Records start

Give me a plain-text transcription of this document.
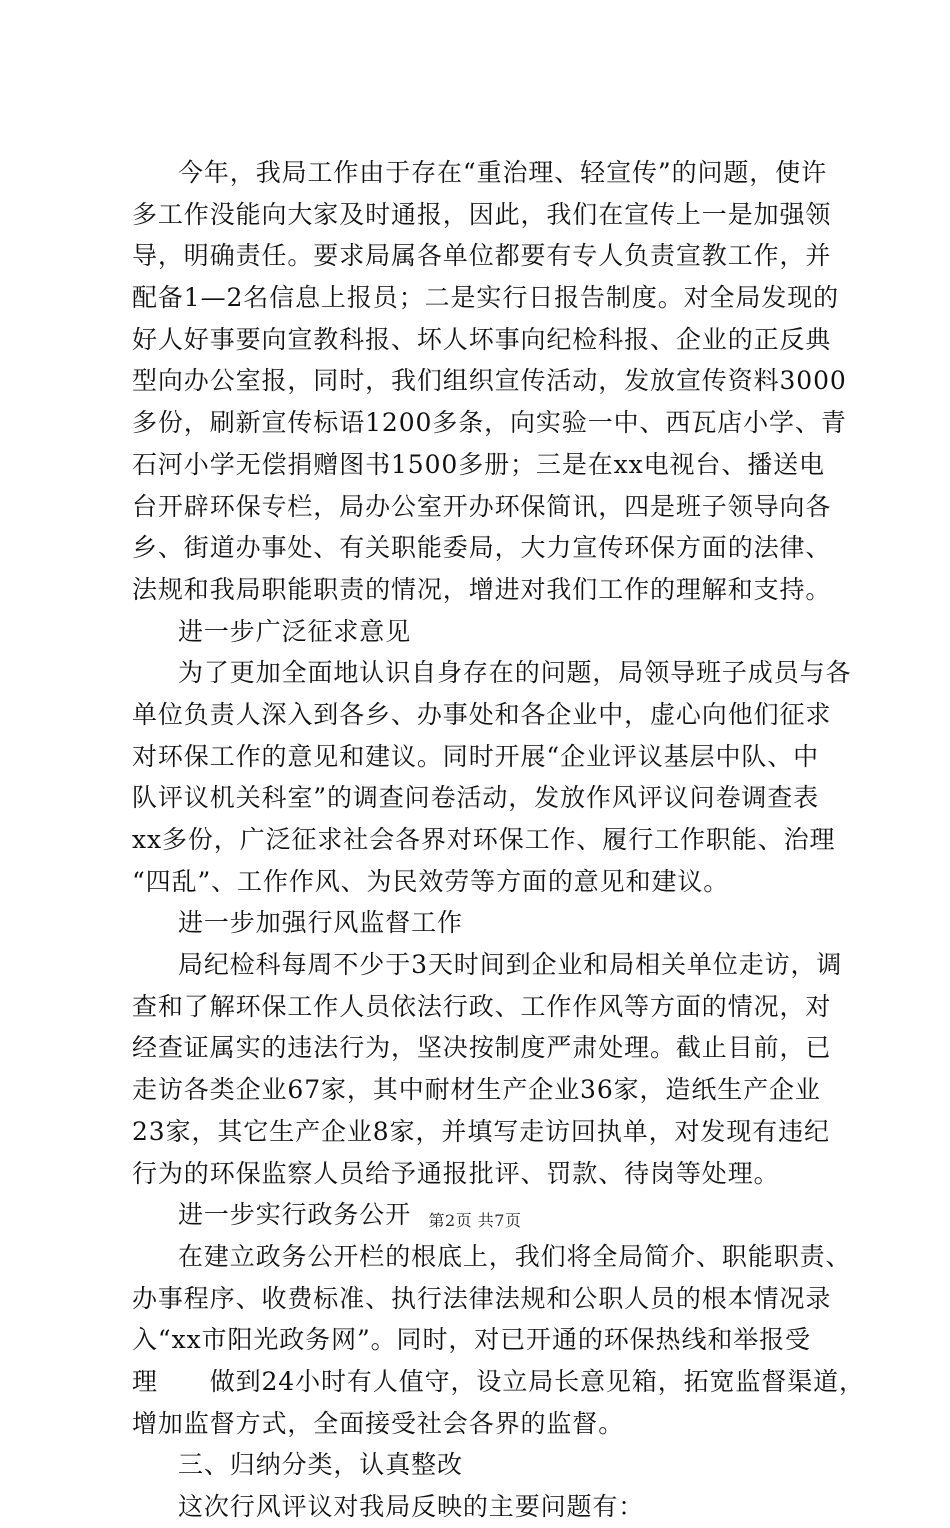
今年，我局工作由于存在“重治理、轻宣传”的问题，使许
多工作没能向大家及时通报，因此，我们在宣传上一是加强领
导，明确责任。要求局属各单位都要有专人负责宣教工作，并
配备1—2名信息上报员；二是实行日报告制度。对全局发现的
好人好事要向宣教科报、坏人坏事向纪检科报、企业的正反典
型向办公室报，同时，我们组织宣传活动，发放宣传资料3000
多份，刷新宣传标语1200多条，向实验一中、西瓦店小学、青
石河小学无偿捐赠图书1500多册；三是在xx电视台、播送电
台开辟环保专栏，局办公室开办环保简讯，四是班子领导向各
乡、街道办事处、有关职能委局，大力宣传环保方面的法律、
法规和我局职能职责的情况，增进对我们工作的理解和支持。
进一步广泛征求意见
为了更加全面地认识自身存在的问题，局领导班子成员与各
单位负责人深入到各乡、办事处和各企业中，虚心向他们征求
对环保工作的意见和建议。同时开展“企业评议基层中队、中
队评议机关科室”的调查问卷活动，发放作风评议问卷调查表
xx多份，广泛征求社会各界对环保工作、履行工作职能、治理
“四乱”、工作作风、为民效劳等方面的意见和建议。
进一步加强行风监督工作
局纪检科每周不少于3天时间到企业和局相关单位走访，调
查和了解环保工作人员依法行政、工作作风等方面的情况，对
经查证属实的违法行为，坚决按制度严肃处理。截止目前，已
走访各类企业67家，其中耐材生产企业36家，造纸生产企业
23家，其它生产企业8家，并填写走访回执单，对发现有违纪
行为的环保监察人员给予通报批评、罚款、待岗等处理。
进一步实行政务公开
在建立政务公开栏的根底上，我们将全局简介、职能职责、
办事程序、收费标准、执行法律法规和公职人员的根本情况录
入“xx市阳光政务网”。同时，对已开通的环保热线和举报受
理　　做到24小时有人值守，设立局长意见箱，拓宽监督渠道，
增加监督方式，全面接受社会各界的监督。
三、归纳分类，认真整改
这次行风评议对我局反映的主要问题有：
第2页 共7页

Records end

### [Exercise description]
Above are records with pictures; repeat the records exactly and leave the pictures out.

### [Response to the exercise]
Give me a plain-text transcription of this document.
今年，我局工作由于存在“重治理、轻宣传”的问题，使许
多工作没能向大家及时通报，因此，我们在宣传上一是加强领
导，明确责任。要求局属各单位都要有专人负责宣教工作，并
配备1—2名信息上报员；二是实行日报告制度。对全局发现的
好人好事要向宣教科报、坏人坏事向纪检科报、企业的正反典
型向办公室报，同时，我们组织宣传活动，发放宣传资料3000
多份，刷新宣传标语1200多条，向实验一中、西瓦店小学、青
石河小学无偿捐赠图书1500多册；三是在xx电视台、播送电
台开辟环保专栏，局办公室开办环保简讯，四是班子领导向各
乡、街道办事处、有关职能委局，大力宣传环保方面的法律、
法规和我局职能职责的情况，增进对我们工作的理解和支持。
进一步广泛征求意见
为了更加全面地认识自身存在的问题，局领导班子成员与各
单位负责人深入到各乡、办事处和各企业中，虚心向他们征求
对环保工作的意见和建议。同时开展“企业评议基层中队、中
队评议机关科室”的调查问卷活动，发放作风评议问卷调查表
xx多份，广泛征求社会各界对环保工作、履行工作职能、治理
“四乱”、工作作风、为民效劳等方面的意见和建议。
进一步加强行风监督工作
局纪检科每周不少于3天时间到企业和局相关单位走访，调
查和了解环保工作人员依法行政、工作作风等方面的情况，对
经查证属实的违法行为，坚决按制度严肃处理。截止目前，已
走访各类企业67家，其中耐材生产企业36家，造纸生产企业
23家，其它生产企业8家，并填写走访回执单，对发现有违纪
行为的环保监察人员给予通报批评、罚款、待岗等处理。
进一步实行政务公开
在建立政务公开栏的根底上，我们将全局简介、职能职责、
办事程序、收费标准、执行法律法规和公职人员的根本情况录
入“xx市阳光政务网”。同时，对已开通的环保热线和举报受
理　　做到24小时有人值守，设立局长意见箱，拓宽监督渠道，
增加监督方式，全面接受社会各界的监督。
三、归纳分类，认真整改
这次行风评议对我局反映的主要问题有：
第2页 共7页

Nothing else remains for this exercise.